Task brief
Print the entire listing. Each line must match the original exactly.

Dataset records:
= = = =
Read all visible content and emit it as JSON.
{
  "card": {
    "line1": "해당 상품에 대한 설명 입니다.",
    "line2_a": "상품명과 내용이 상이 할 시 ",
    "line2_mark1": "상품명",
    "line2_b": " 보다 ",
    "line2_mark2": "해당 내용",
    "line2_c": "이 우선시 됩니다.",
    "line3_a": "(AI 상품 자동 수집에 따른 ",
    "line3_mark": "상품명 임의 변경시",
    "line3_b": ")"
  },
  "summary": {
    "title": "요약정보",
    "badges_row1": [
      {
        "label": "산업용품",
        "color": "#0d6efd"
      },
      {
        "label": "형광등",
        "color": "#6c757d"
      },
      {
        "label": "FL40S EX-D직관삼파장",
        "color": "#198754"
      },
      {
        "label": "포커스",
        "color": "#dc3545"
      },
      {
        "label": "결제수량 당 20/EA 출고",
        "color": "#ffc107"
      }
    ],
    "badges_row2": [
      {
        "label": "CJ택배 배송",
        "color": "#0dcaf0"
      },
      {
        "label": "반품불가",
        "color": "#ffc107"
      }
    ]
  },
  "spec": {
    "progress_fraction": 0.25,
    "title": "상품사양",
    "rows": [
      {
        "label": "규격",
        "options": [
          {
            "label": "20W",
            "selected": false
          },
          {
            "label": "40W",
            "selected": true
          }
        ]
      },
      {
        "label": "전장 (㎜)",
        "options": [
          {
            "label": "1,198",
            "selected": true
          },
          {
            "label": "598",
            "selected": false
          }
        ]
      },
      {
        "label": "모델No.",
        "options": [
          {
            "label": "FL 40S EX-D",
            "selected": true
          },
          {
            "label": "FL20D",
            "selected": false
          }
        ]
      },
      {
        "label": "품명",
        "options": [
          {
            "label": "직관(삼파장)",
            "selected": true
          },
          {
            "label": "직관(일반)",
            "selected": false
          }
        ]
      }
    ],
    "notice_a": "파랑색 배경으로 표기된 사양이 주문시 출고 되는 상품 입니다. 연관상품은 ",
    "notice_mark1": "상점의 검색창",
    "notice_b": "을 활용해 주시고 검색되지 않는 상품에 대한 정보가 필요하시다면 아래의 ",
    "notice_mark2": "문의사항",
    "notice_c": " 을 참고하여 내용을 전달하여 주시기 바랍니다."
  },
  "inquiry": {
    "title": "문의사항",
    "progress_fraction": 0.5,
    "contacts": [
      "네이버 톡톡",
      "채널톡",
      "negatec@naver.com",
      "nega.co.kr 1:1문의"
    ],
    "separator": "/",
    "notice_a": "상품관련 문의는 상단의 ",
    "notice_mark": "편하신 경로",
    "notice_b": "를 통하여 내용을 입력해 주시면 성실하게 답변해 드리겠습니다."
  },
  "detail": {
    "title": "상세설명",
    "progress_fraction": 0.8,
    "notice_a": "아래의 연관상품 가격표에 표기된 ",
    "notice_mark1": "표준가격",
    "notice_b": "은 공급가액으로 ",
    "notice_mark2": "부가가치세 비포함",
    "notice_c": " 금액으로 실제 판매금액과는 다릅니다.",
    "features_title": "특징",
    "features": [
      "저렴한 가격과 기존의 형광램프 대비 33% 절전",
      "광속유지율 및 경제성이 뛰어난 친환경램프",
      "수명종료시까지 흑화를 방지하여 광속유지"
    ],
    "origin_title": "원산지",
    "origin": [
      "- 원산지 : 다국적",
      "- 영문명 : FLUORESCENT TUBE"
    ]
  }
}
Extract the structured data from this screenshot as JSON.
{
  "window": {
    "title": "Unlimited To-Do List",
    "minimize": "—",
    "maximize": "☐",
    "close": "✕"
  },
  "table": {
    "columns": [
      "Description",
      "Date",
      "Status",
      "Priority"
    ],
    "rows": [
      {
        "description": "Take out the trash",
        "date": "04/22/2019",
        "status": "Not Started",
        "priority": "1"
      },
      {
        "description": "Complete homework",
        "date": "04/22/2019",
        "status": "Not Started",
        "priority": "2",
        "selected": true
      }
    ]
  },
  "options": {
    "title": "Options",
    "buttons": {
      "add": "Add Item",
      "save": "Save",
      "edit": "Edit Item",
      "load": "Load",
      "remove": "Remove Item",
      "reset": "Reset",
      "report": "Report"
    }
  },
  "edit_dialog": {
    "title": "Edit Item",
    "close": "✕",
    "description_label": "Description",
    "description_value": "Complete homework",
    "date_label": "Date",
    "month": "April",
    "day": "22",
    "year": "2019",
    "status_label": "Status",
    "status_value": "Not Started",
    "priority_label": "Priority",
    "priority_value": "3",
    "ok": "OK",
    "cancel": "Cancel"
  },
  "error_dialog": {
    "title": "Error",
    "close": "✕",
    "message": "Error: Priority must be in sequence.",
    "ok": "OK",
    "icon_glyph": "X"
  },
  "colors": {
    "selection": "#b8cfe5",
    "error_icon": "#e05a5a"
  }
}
= = = =
Solution below
Read all visible content and emit it as JSON.
{
  "card": {
    "line1": "해당 상품에 대한 설명 입니다.",
    "line2_a": "상품명과 내용이 상이 할 시 ",
    "line2_mark1": "상품명",
    "line2_b": " 보다 ",
    "line2_mark2": "해당 내용",
    "line2_c": "이 우선시 됩니다.",
    "line3_a": "(AI 상품 자동 수집에 따른 ",
    "line3_mark": "상품명 임의 변경시",
    "line3_b": ")"
  },
  "summary": {
    "title": "요약정보",
    "badges_row1": [
      {
        "label": "산업용품",
        "color": "#0d6efd"
      },
      {
        "label": "형광등",
        "color": "#6c757d"
      },
      {
        "label": "FL40S EX-D직관삼파장",
        "color": "#198754"
      },
      {
        "label": "포커스",
        "color": "#dc3545"
      },
      {
        "label": "결제수량 당 20/EA 출고",
        "color": "#ffc107"
      }
    ],
    "badges_row2": [
      {
        "label": "CJ택배 배송",
        "color": "#0dcaf0"
      },
      {
        "label": "반품불가",
        "color": "#ffc107"
      }
    ]
  },
  "spec": {
    "progress_fraction": 0.25,
    "title": "상품사양",
    "rows": [
      {
        "label": "규격",
        "options": [
          {
            "label": "20W",
            "selected": false
          },
          {
            "label": "40W",
            "selected": true
          }
        ]
      },
      {
        "label": "전장 (㎜)",
        "options": [
          {
            "label": "1,198",
            "selected": true
          },
          {
            "label": "598",
            "selected": false
          }
        ]
      },
      {
        "label": "모델No.",
        "options": [
          {
            "label": "FL 40S EX-D",
            "selected": true
          },
          {
            "label": "FL20D",
            "selected": false
          }
        ]
      },
      {
        "label": "품명",
        "options": [
          {
            "label": "직관(삼파장)",
            "selected": true
          },
          {
            "label": "직관(일반)",
            "selected": false
          }
        ]
      }
    ],
    "notice_a": "파랑색 배경으로 표기된 사양이 주문시 출고 되는 상품 입니다. 연관상품은 ",
    "notice_mark1": "상점의 검색창",
    "notice_b": "을 활용해 주시고 검색되지 않는 상품에 대한 정보가 필요하시다면 아래의 ",
    "notice_mark2": "문의사항",
    "notice_c": " 을 참고하여 내용을 전달하여 주시기 바랍니다."
  },
  "inquiry": {
    "title": "문의사항",
    "progress_fraction": 0.5,
    "contacts": [
      "네이버 톡톡",
      "채널톡",
      "negatec@naver.com",
      "nega.co.kr 1:1문의"
    ],
    "separator": "/",
    "notice_a": "상품관련 문의는 상단의 ",
    "notice_mark": "편하신 경로",
    "notice_b": "를 통하여 내용을 입력해 주시면 성실하게 답변해 드리겠습니다."
  },
  "detail": {
    "title": "상세설명",
    "progress_fraction": 0.8,
    "notice_a": "아래의 연관상품 가격표에 표기된 ",
    "notice_mark1": "표준가격",
    "notice_b": "은 공급가액으로 ",
    "notice_mark2": "부가가치세 비포함",
    "notice_c": " 금액으로 실제 판매금액과는 다릅니다.",
    "features_title": "특징",
    "features": [
      "저렴한 가격과 기존의 형광램프 대비 33% 절전",
      "광속유지율 및 경제성이 뛰어난 친환경램프",
      "수명종료시까지 흑화를 방지하여 광속유지"
    ],
    "origin_title": "원산지",
    "origin": [
      "- 원산지 : 다국적",
      "- 영문명 : FLUORESCENT TUBE"
    ]
  }
}
Extract the structured data from this screenshot as JSON.
{
  "window": {
    "title": "Unlimited To-Do List",
    "minimize": "—",
    "maximize": "☐",
    "close": "✕"
  },
  "table": {
    "columns": [
      "Description",
      "Date",
      "Status",
      "Priority"
    ],
    "rows": [
      {
        "description": "Take out the trash",
        "date": "04/22/2019",
        "status": "Not Started",
        "priority": "1"
      },
      {
        "description": "Complete homework",
        "date": "04/22/2019",
        "status": "Not Started",
        "priority": "2",
        "selected": true
      }
    ]
  },
  "options": {
    "title": "Options",
    "buttons": {
      "add": "Add Item",
      "save": "Save",
      "edit": "Edit Item",
      "load": "Load",
      "remove": "Remove Item",
      "reset": "Reset",
      "report": "Report"
    }
  },
  "edit_dialog": {
    "title": "Edit Item",
    "close": "✕",
    "description_label": "Description",
    "description_value": "Complete homework",
    "date_label": "Date",
    "month": "April",
    "day": "22",
    "year": "2019",
    "status_label": "Status",
    "status_value": "Not Started",
    "priority_label": "Priority",
    "priority_value": "3",
    "ok": "OK",
    "cancel": "Cancel"
  },
  "error_dialog": {
    "title": "Error",
    "close": "✕",
    "message": "Error: Priority must be in sequence.",
    "ok": "OK",
    "icon_glyph": "X"
  },
  "colors": {
    "selection": "#b8cfe5",
    "error_icon": "#e05a5a"
  }
}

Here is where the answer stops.